→ Material for this task
---------------

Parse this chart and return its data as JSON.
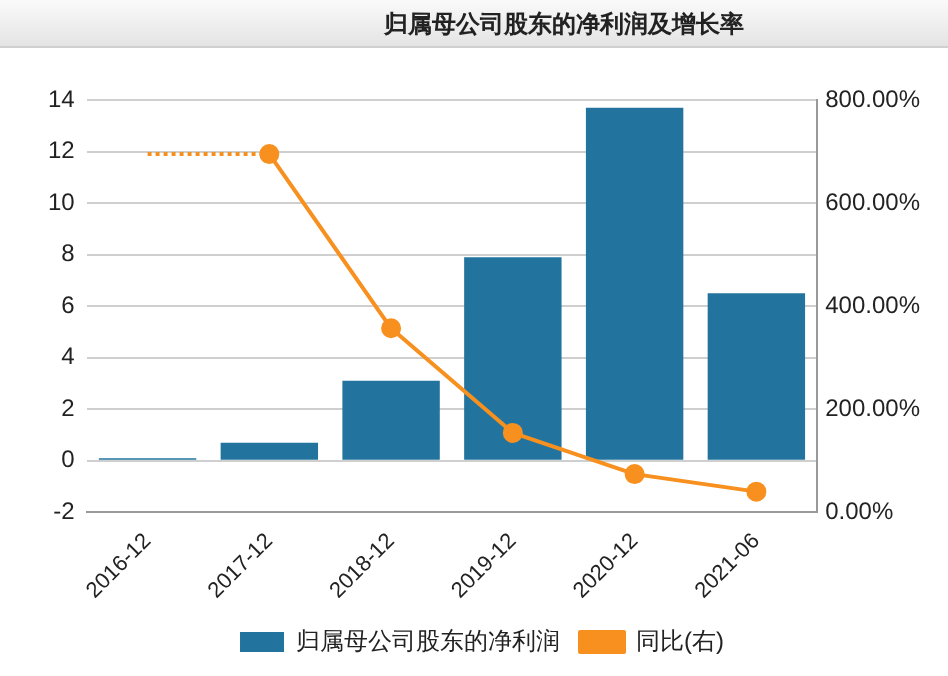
{
  "chart_data": {
    "type": "bar",
    "title": "归属母公司股东的净利润及增长率",
    "categories": [
      "2016-12",
      "2017-12",
      "2018-12",
      "2019-12",
      "2020-12",
      "2021-06"
    ],
    "series": [
      {
        "name": "归属母公司股东的净利润",
        "color": "#22749f",
        "values": [
          0.1,
          0.7,
          3.1,
          7.9,
          13.7,
          6.5
        ]
      },
      {
        "name": "同比(右)",
        "type": "line",
        "axis": "y2",
        "color": "#f7901e",
        "marker": "circle",
        "line_style": "solid",
        "values": [
          null,
          695,
          357,
          154,
          74,
          40
        ]
      },
      {
        "type": "line",
        "axis": "y2",
        "color": "#f7901e",
        "marker": "none",
        "line_style": "dotted",
        "values": [
          695,
          695,
          null,
          null,
          null,
          null
        ]
      }
    ],
    "ylim": [
      -2,
      14
    ],
    "yticks": [
      -2,
      0,
      2,
      4,
      6,
      8,
      10,
      12,
      14
    ],
    "y2lim": [
      0,
      800
    ],
    "y2ticks": [
      {
        "value": 0,
        "label": "0.00%"
      },
      {
        "value": 200,
        "label": "200.00%"
      },
      {
        "value": 400,
        "label": "400.00%"
      },
      {
        "value": 600,
        "label": "600.00%"
      },
      {
        "value": 800,
        "label": "800.00%"
      }
    ],
    "grid": "y",
    "legend": "bottom"
  }
}
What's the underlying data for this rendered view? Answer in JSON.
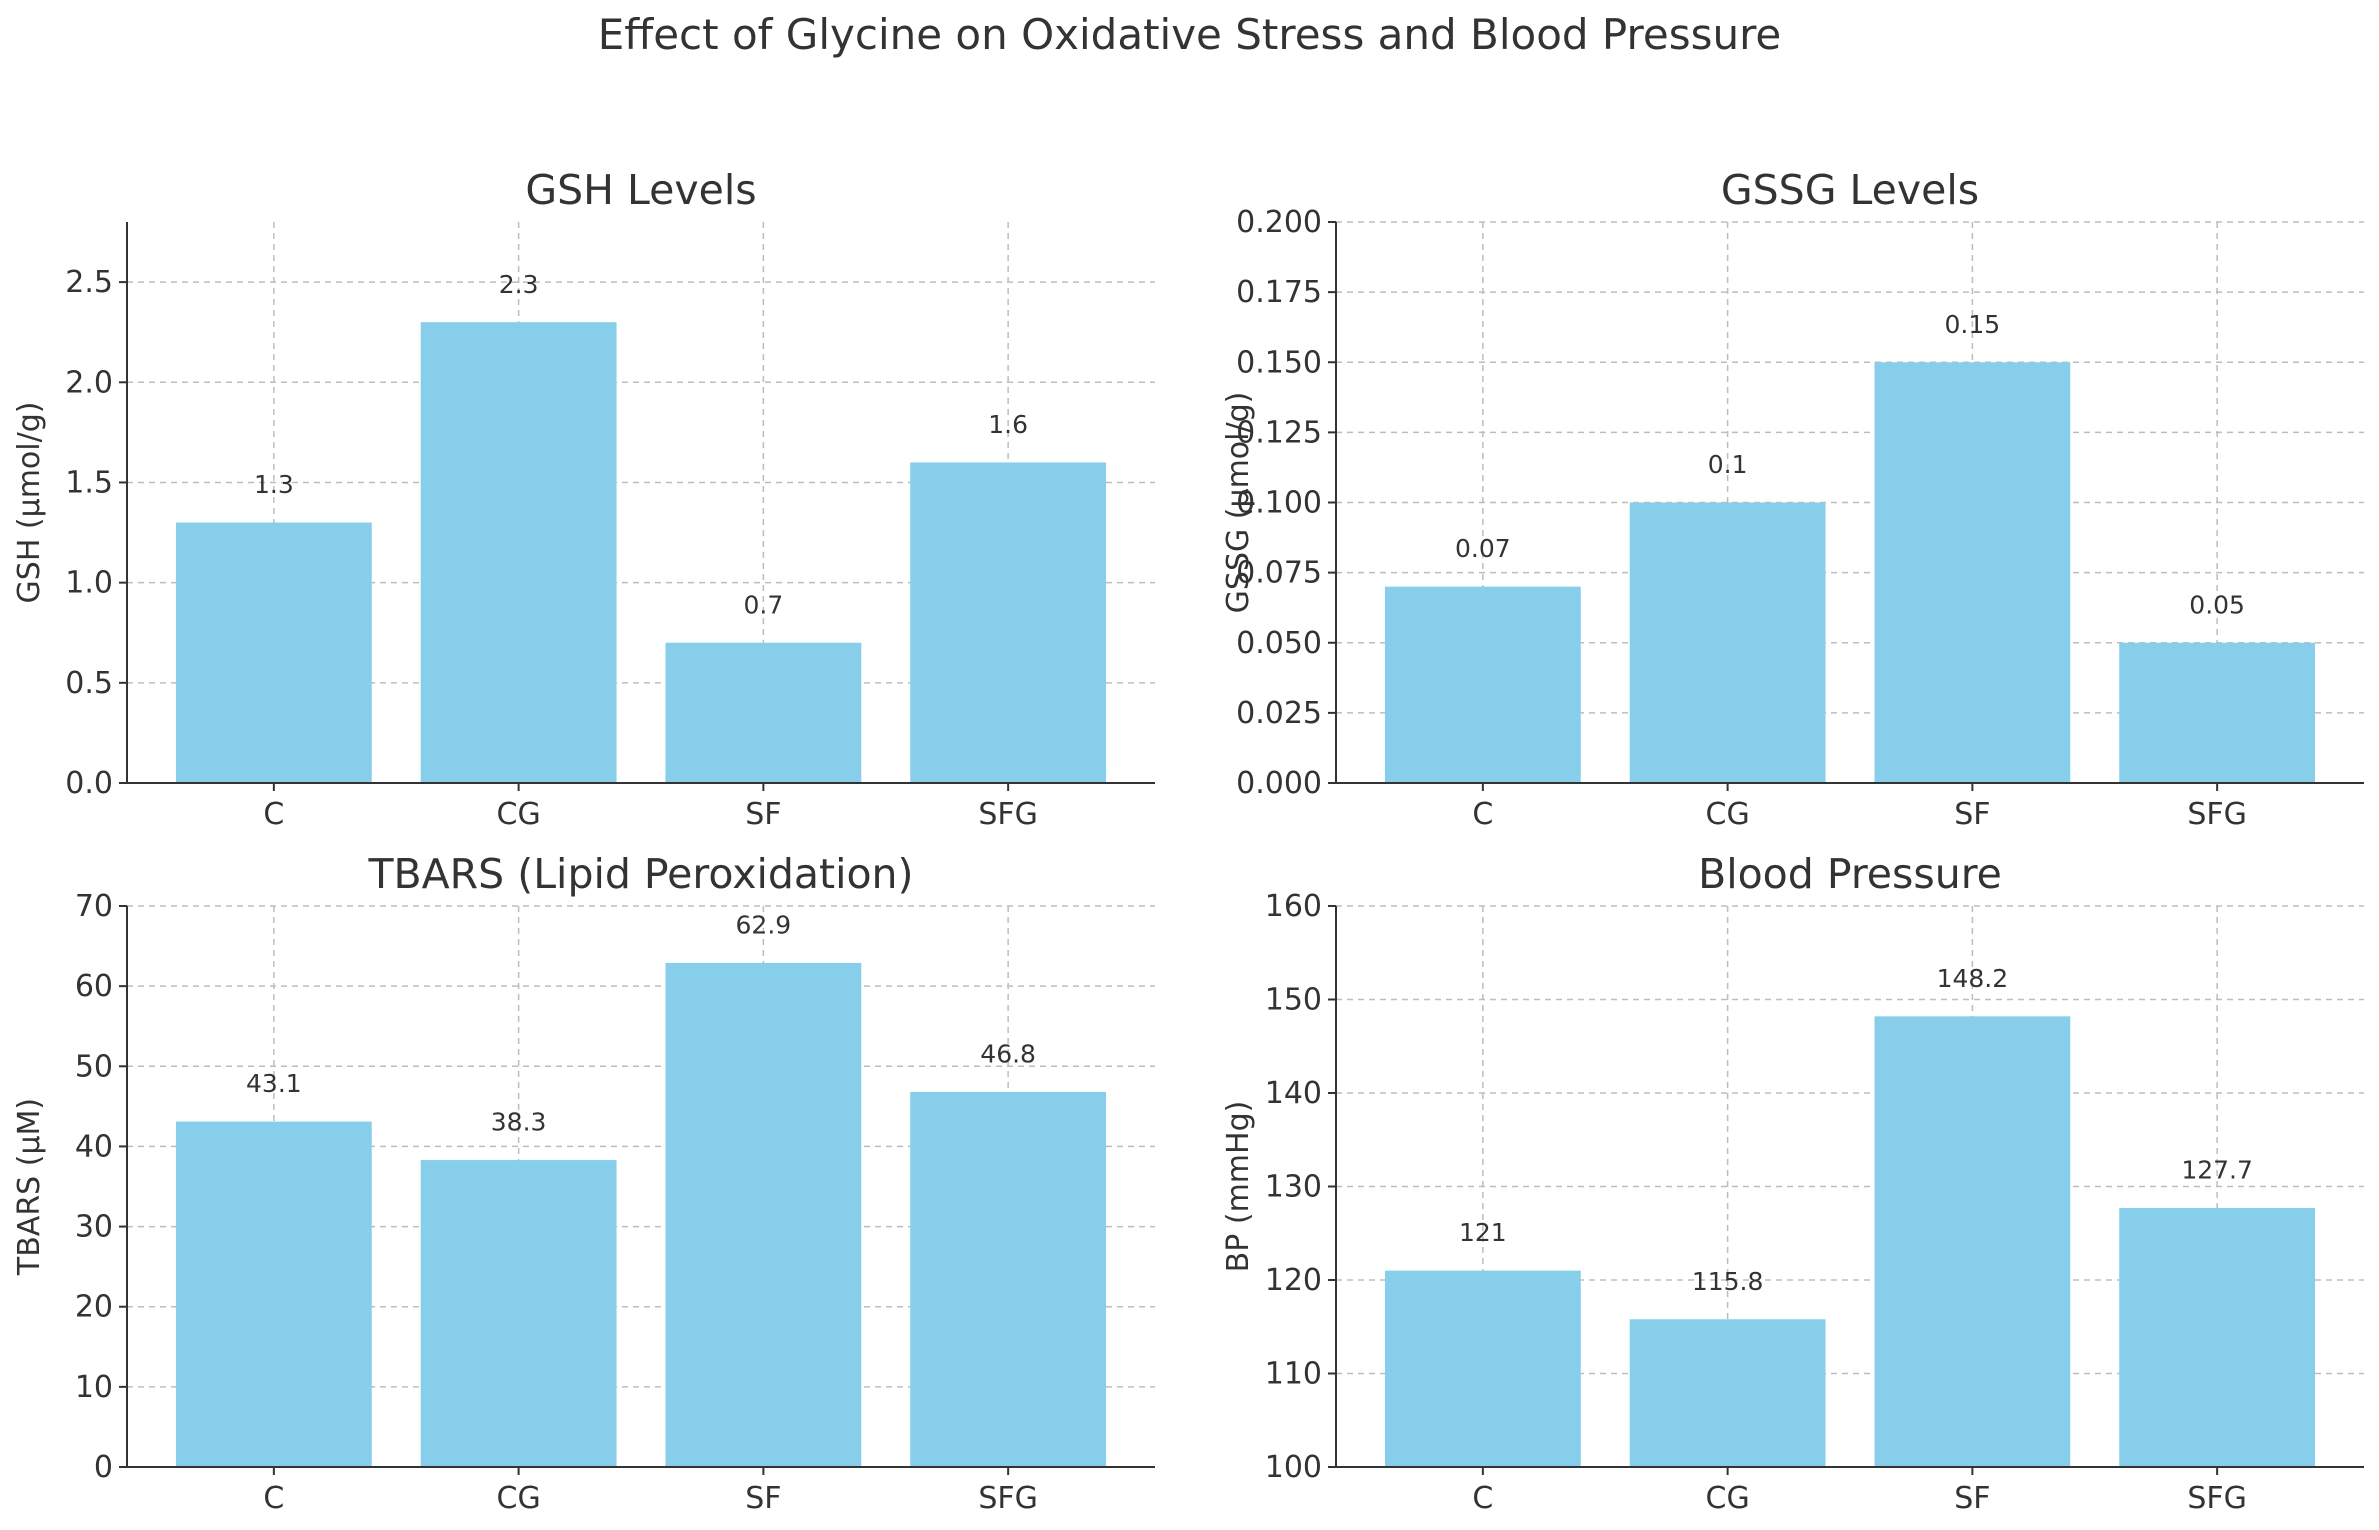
{
  "figure": {
    "title": "Effect of Glycine on Oxidative Stress and Blood Pressure"
  },
  "chart_data": [
    {
      "type": "bar",
      "title": "GSH Levels",
      "xlabel": "",
      "ylabel": "GSH (µmol/g)",
      "categories": [
        "C",
        "CG",
        "SF",
        "SFG"
      ],
      "values": [
        1.3,
        2.3,
        0.7,
        1.6
      ],
      "value_labels": [
        "1.3",
        "2.3",
        "0.7",
        "1.6"
      ],
      "ylim": [
        0,
        2.8
      ],
      "yticks": [
        0.0,
        0.5,
        1.0,
        1.5,
        2.0,
        2.5
      ],
      "ytick_labels": [
        "0.0",
        "0.5",
        "1.0",
        "1.5",
        "2.0",
        "2.5"
      ],
      "grid": true,
      "bar_color": "#87ceeb"
    },
    {
      "type": "bar",
      "title": "GSSG Levels",
      "xlabel": "",
      "ylabel": "GSSG (µmol/g)",
      "categories": [
        "C",
        "CG",
        "SF",
        "SFG"
      ],
      "values": [
        0.07,
        0.1,
        0.15,
        0.05
      ],
      "value_labels": [
        "0.07",
        "0.1",
        "0.15",
        "0.05"
      ],
      "ylim": [
        0,
        0.2
      ],
      "yticks": [
        0.0,
        0.025,
        0.05,
        0.075,
        0.1,
        0.125,
        0.15,
        0.175,
        0.2
      ],
      "ytick_labels": [
        "0.000",
        "0.025",
        "0.050",
        "0.075",
        "0.100",
        "0.125",
        "0.150",
        "0.175",
        "0.200"
      ],
      "grid": true,
      "bar_color": "#87ceeb"
    },
    {
      "type": "bar",
      "title": "TBARS (Lipid Peroxidation)",
      "xlabel": "",
      "ylabel": "TBARS (µM)",
      "categories": [
        "C",
        "CG",
        "SF",
        "SFG"
      ],
      "values": [
        43.1,
        38.3,
        62.9,
        46.8
      ],
      "value_labels": [
        "43.1",
        "38.3",
        "62.9",
        "46.8"
      ],
      "ylim": [
        0,
        70
      ],
      "yticks": [
        0,
        10,
        20,
        30,
        40,
        50,
        60,
        70
      ],
      "ytick_labels": [
        "0",
        "10",
        "20",
        "30",
        "40",
        "50",
        "60",
        "70"
      ],
      "grid": true,
      "bar_color": "#87ceeb"
    },
    {
      "type": "bar",
      "title": "Blood Pressure",
      "xlabel": "",
      "ylabel": "BP (mmHg)",
      "categories": [
        "C",
        "CG",
        "SF",
        "SFG"
      ],
      "values": [
        121,
        115.8,
        148.2,
        127.7
      ],
      "value_labels": [
        "121",
        "115.8",
        "148.2",
        "127.7"
      ],
      "ylim": [
        100,
        160
      ],
      "yticks": [
        100,
        110,
        120,
        130,
        140,
        150,
        160
      ],
      "ytick_labels": [
        "100",
        "110",
        "120",
        "130",
        "140",
        "150",
        "160"
      ],
      "grid": true,
      "bar_color": "#87ceeb"
    }
  ]
}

---------------

→ Objective
Restate the records word for word, omitting images.

→ Answer below
Parse this chart and return its data as JSON.
{
  "chart_data": {
    "type": "bar",
    "title": "归属母公司股东的净利润及增长率",
    "categories": [
      "2016-12",
      "2017-12",
      "2018-12",
      "2019-12",
      "2020-12",
      "2021-06"
    ],
    "series": [
      {
        "name": "归属母公司股东的净利润",
        "color": "#22749f",
        "values": [
          0.1,
          0.7,
          3.1,
          7.9,
          13.7,
          6.5
        ]
      },
      {
        "name": "同比(右)",
        "type": "line",
        "axis": "y2",
        "color": "#f7901e",
        "marker": "circle",
        "line_style": "solid",
        "values": [
          null,
          695,
          357,
          154,
          74,
          40
        ]
      },
      {
        "type": "line",
        "axis": "y2",
        "color": "#f7901e",
        "marker": "none",
        "line_style": "dotted",
        "values": [
          695,
          695,
          null,
          null,
          null,
          null
        ]
      }
    ],
    "ylim": [
      -2,
      14
    ],
    "yticks": [
      -2,
      0,
      2,
      4,
      6,
      8,
      10,
      12,
      14
    ],
    "y2lim": [
      0,
      800
    ],
    "y2ticks": [
      {
        "value": 0,
        "label": "0.00%"
      },
      {
        "value": 200,
        "label": "200.00%"
      },
      {
        "value": 400,
        "label": "400.00%"
      },
      {
        "value": 600,
        "label": "600.00%"
      },
      {
        "value": 800,
        "label": "800.00%"
      }
    ],
    "grid": "y",
    "legend": "bottom"
  }
}
What's the underlying data for this rendered view? Answer in JSON.
{
  "figure": {
    "title": "Effect of Glycine on Oxidative Stress and Blood Pressure"
  },
  "chart_data": [
    {
      "type": "bar",
      "title": "GSH Levels",
      "xlabel": "",
      "ylabel": "GSH (µmol/g)",
      "categories": [
        "C",
        "CG",
        "SF",
        "SFG"
      ],
      "values": [
        1.3,
        2.3,
        0.7,
        1.6
      ],
      "value_labels": [
        "1.3",
        "2.3",
        "0.7",
        "1.6"
      ],
      "ylim": [
        0,
        2.8
      ],
      "yticks": [
        0.0,
        0.5,
        1.0,
        1.5,
        2.0,
        2.5
      ],
      "ytick_labels": [
        "0.0",
        "0.5",
        "1.0",
        "1.5",
        "2.0",
        "2.5"
      ],
      "grid": true,
      "bar_color": "#87ceeb"
    },
    {
      "type": "bar",
      "title": "GSSG Levels",
      "xlabel": "",
      "ylabel": "GSSG (µmol/g)",
      "categories": [
        "C",
        "CG",
        "SF",
        "SFG"
      ],
      "values": [
        0.07,
        0.1,
        0.15,
        0.05
      ],
      "value_labels": [
        "0.07",
        "0.1",
        "0.15",
        "0.05"
      ],
      "ylim": [
        0,
        0.2
      ],
      "yticks": [
        0.0,
        0.025,
        0.05,
        0.075,
        0.1,
        0.125,
        0.15,
        0.175,
        0.2
      ],
      "ytick_labels": [
        "0.000",
        "0.025",
        "0.050",
        "0.075",
        "0.100",
        "0.125",
        "0.150",
        "0.175",
        "0.200"
      ],
      "grid": true,
      "bar_color": "#87ceeb"
    },
    {
      "type": "bar",
      "title": "TBARS (Lipid Peroxidation)",
      "xlabel": "",
      "ylabel": "TBARS (µM)",
      "categories": [
        "C",
        "CG",
        "SF",
        "SFG"
      ],
      "values": [
        43.1,
        38.3,
        62.9,
        46.8
      ],
      "value_labels": [
        "43.1",
        "38.3",
        "62.9",
        "46.8"
      ],
      "ylim": [
        0,
        70
      ],
      "yticks": [
        0,
        10,
        20,
        30,
        40,
        50,
        60,
        70
      ],
      "ytick_labels": [
        "0",
        "10",
        "20",
        "30",
        "40",
        "50",
        "60",
        "70"
      ],
      "grid": true,
      "bar_color": "#87ceeb"
    },
    {
      "type": "bar",
      "title": "Blood Pressure",
      "xlabel": "",
      "ylabel": "BP (mmHg)",
      "categories": [
        "C",
        "CG",
        "SF",
        "SFG"
      ],
      "values": [
        121,
        115.8,
        148.2,
        127.7
      ],
      "value_labels": [
        "121",
        "115.8",
        "148.2",
        "127.7"
      ],
      "ylim": [
        100,
        160
      ],
      "yticks": [
        100,
        110,
        120,
        130,
        140,
        150,
        160
      ],
      "ytick_labels": [
        "100",
        "110",
        "120",
        "130",
        "140",
        "150",
        "160"
      ],
      "grid": true,
      "bar_color": "#87ceeb"
    }
  ]
}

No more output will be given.